Reproduce each line of the material precisely.

DATA FOR PROCESSING:

>> BEGIN

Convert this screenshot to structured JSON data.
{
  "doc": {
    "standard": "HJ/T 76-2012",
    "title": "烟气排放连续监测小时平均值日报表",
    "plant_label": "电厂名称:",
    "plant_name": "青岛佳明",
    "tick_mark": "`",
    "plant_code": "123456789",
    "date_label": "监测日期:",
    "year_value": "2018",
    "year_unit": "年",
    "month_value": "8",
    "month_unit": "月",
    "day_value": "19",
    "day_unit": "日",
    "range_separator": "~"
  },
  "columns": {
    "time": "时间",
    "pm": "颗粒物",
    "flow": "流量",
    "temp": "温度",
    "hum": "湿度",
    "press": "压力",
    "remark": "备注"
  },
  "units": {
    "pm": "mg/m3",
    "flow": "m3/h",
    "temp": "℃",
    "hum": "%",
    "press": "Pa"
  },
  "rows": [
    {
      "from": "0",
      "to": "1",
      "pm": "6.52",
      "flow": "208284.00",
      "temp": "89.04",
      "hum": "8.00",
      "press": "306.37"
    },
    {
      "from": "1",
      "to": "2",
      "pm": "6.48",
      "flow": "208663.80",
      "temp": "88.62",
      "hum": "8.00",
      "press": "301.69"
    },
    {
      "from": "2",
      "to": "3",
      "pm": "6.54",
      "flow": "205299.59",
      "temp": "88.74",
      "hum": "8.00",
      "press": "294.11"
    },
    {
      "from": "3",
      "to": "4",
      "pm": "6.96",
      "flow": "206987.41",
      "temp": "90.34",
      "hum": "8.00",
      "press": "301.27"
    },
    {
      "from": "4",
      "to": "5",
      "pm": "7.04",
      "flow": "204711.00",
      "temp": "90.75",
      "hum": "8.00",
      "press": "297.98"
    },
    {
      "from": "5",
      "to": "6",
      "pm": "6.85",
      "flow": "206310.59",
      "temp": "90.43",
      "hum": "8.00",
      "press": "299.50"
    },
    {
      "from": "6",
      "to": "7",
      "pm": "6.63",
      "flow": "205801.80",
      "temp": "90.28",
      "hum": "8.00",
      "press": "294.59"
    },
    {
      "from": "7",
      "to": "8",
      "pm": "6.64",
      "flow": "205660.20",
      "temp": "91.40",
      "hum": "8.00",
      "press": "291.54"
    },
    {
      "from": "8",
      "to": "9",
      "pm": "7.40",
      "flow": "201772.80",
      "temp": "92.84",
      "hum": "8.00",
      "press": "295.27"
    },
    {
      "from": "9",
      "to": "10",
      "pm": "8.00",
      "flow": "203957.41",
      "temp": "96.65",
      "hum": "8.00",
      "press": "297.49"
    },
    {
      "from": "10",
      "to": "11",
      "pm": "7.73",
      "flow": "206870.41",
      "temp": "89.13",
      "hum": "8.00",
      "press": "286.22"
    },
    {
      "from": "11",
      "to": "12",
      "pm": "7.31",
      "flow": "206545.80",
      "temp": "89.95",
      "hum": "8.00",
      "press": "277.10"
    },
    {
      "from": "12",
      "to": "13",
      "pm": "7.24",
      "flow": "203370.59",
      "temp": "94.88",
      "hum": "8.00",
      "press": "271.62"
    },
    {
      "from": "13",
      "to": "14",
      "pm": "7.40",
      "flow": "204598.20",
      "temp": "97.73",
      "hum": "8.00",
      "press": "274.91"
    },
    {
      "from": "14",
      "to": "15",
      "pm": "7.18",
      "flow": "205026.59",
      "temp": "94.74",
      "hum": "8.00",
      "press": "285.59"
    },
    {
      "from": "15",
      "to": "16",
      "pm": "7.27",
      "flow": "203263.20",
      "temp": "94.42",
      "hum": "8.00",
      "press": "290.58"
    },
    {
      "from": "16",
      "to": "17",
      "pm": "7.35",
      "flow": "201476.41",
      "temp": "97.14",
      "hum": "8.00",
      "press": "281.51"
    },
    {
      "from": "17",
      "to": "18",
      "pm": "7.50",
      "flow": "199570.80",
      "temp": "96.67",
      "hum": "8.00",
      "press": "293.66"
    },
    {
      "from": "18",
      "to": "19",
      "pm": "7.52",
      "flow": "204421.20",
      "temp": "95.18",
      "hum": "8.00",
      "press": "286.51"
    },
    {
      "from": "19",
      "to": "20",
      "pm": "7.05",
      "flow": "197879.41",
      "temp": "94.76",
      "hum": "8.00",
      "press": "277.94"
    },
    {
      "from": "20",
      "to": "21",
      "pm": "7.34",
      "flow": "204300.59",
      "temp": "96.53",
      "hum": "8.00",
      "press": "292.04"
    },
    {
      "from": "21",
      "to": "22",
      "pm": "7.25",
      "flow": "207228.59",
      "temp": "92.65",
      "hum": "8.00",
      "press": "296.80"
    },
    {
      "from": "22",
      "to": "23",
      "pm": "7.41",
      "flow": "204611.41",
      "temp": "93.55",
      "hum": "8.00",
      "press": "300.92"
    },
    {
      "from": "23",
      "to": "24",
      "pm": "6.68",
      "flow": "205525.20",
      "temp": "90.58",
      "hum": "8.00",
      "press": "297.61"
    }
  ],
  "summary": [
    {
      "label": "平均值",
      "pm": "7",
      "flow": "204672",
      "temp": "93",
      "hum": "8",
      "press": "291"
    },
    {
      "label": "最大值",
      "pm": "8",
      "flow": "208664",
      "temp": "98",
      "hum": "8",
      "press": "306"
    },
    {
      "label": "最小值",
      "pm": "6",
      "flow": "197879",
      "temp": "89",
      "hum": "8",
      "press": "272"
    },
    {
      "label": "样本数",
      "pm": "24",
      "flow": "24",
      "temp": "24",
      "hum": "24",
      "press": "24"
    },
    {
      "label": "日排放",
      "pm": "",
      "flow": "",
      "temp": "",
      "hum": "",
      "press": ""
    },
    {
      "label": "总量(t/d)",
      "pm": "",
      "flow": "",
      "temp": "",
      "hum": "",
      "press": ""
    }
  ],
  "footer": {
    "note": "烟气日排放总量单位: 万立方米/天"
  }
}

>> END

CORRECT ANSWER:
Convert this screenshot to structured JSON data.
{
  "doc": {
    "standard": "HJ/T 76-2012",
    "title": "烟气排放连续监测小时平均值日报表",
    "plant_label": "电厂名称:",
    "plant_name": "青岛佳明",
    "tick_mark": "`",
    "plant_code": "123456789",
    "date_label": "监测日期:",
    "year_value": "2018",
    "year_unit": "年",
    "month_value": "8",
    "month_unit": "月",
    "day_value": "19",
    "day_unit": "日",
    "range_separator": "~"
  },
  "columns": {
    "time": "时间",
    "pm": "颗粒物",
    "flow": "流量",
    "temp": "温度",
    "hum": "湿度",
    "press": "压力",
    "remark": "备注"
  },
  "units": {
    "pm": "mg/m3",
    "flow": "m3/h",
    "temp": "℃",
    "hum": "%",
    "press": "Pa"
  },
  "rows": [
    {
      "from": "0",
      "to": "1",
      "pm": "6.52",
      "flow": "208284.00",
      "temp": "89.04",
      "hum": "8.00",
      "press": "306.37"
    },
    {
      "from": "1",
      "to": "2",
      "pm": "6.48",
      "flow": "208663.80",
      "temp": "88.62",
      "hum": "8.00",
      "press": "301.69"
    },
    {
      "from": "2",
      "to": "3",
      "pm": "6.54",
      "flow": "205299.59",
      "temp": "88.74",
      "hum": "8.00",
      "press": "294.11"
    },
    {
      "from": "3",
      "to": "4",
      "pm": "6.96",
      "flow": "206987.41",
      "temp": "90.34",
      "hum": "8.00",
      "press": "301.27"
    },
    {
      "from": "4",
      "to": "5",
      "pm": "7.04",
      "flow": "204711.00",
      "temp": "90.75",
      "hum": "8.00",
      "press": "297.98"
    },
    {
      "from": "5",
      "to": "6",
      "pm": "6.85",
      "flow": "206310.59",
      "temp": "90.43",
      "hum": "8.00",
      "press": "299.50"
    },
    {
      "from": "6",
      "to": "7",
      "pm": "6.63",
      "flow": "205801.80",
      "temp": "90.28",
      "hum": "8.00",
      "press": "294.59"
    },
    {
      "from": "7",
      "to": "8",
      "pm": "6.64",
      "flow": "205660.20",
      "temp": "91.40",
      "hum": "8.00",
      "press": "291.54"
    },
    {
      "from": "8",
      "to": "9",
      "pm": "7.40",
      "flow": "201772.80",
      "temp": "92.84",
      "hum": "8.00",
      "press": "295.27"
    },
    {
      "from": "9",
      "to": "10",
      "pm": "8.00",
      "flow": "203957.41",
      "temp": "96.65",
      "hum": "8.00",
      "press": "297.49"
    },
    {
      "from": "10",
      "to": "11",
      "pm": "7.73",
      "flow": "206870.41",
      "temp": "89.13",
      "hum": "8.00",
      "press": "286.22"
    },
    {
      "from": "11",
      "to": "12",
      "pm": "7.31",
      "flow": "206545.80",
      "temp": "89.95",
      "hum": "8.00",
      "press": "277.10"
    },
    {
      "from": "12",
      "to": "13",
      "pm": "7.24",
      "flow": "203370.59",
      "temp": "94.88",
      "hum": "8.00",
      "press": "271.62"
    },
    {
      "from": "13",
      "to": "14",
      "pm": "7.40",
      "flow": "204598.20",
      "temp": "97.73",
      "hum": "8.00",
      "press": "274.91"
    },
    {
      "from": "14",
      "to": "15",
      "pm": "7.18",
      "flow": "205026.59",
      "temp": "94.74",
      "hum": "8.00",
      "press": "285.59"
    },
    {
      "from": "15",
      "to": "16",
      "pm": "7.27",
      "flow": "203263.20",
      "temp": "94.42",
      "hum": "8.00",
      "press": "290.58"
    },
    {
      "from": "16",
      "to": "17",
      "pm": "7.35",
      "flow": "201476.41",
      "temp": "97.14",
      "hum": "8.00",
      "press": "281.51"
    },
    {
      "from": "17",
      "to": "18",
      "pm": "7.50",
      "flow": "199570.80",
      "temp": "96.67",
      "hum": "8.00",
      "press": "293.66"
    },
    {
      "from": "18",
      "to": "19",
      "pm": "7.52",
      "flow": "204421.20",
      "temp": "95.18",
      "hum": "8.00",
      "press": "286.51"
    },
    {
      "from": "19",
      "to": "20",
      "pm": "7.05",
      "flow": "197879.41",
      "temp": "94.76",
      "hum": "8.00",
      "press": "277.94"
    },
    {
      "from": "20",
      "to": "21",
      "pm": "7.34",
      "flow": "204300.59",
      "temp": "96.53",
      "hum": "8.00",
      "press": "292.04"
    },
    {
      "from": "21",
      "to": "22",
      "pm": "7.25",
      "flow": "207228.59",
      "temp": "92.65",
      "hum": "8.00",
      "press": "296.80"
    },
    {
      "from": "22",
      "to": "23",
      "pm": "7.41",
      "flow": "204611.41",
      "temp": "93.55",
      "hum": "8.00",
      "press": "300.92"
    },
    {
      "from": "23",
      "to": "24",
      "pm": "6.68",
      "flow": "205525.20",
      "temp": "90.58",
      "hum": "8.00",
      "press": "297.61"
    }
  ],
  "summary": [
    {
      "label": "平均值",
      "pm": "7",
      "flow": "204672",
      "temp": "93",
      "hum": "8",
      "press": "291"
    },
    {
      "label": "最大值",
      "pm": "8",
      "flow": "208664",
      "temp": "98",
      "hum": "8",
      "press": "306"
    },
    {
      "label": "最小值",
      "pm": "6",
      "flow": "197879",
      "temp": "89",
      "hum": "8",
      "press": "272"
    },
    {
      "label": "样本数",
      "pm": "24",
      "flow": "24",
      "temp": "24",
      "hum": "24",
      "press": "24"
    },
    {
      "label": "日排放",
      "pm": "",
      "flow": "",
      "temp": "",
      "hum": "",
      "press": ""
    },
    {
      "label": "总量(t/d)",
      "pm": "",
      "flow": "",
      "temp": "",
      "hum": "",
      "press": ""
    }
  ],
  "footer": {
    "note": "烟气日排放总量单位: 万立方米/天"
  }
}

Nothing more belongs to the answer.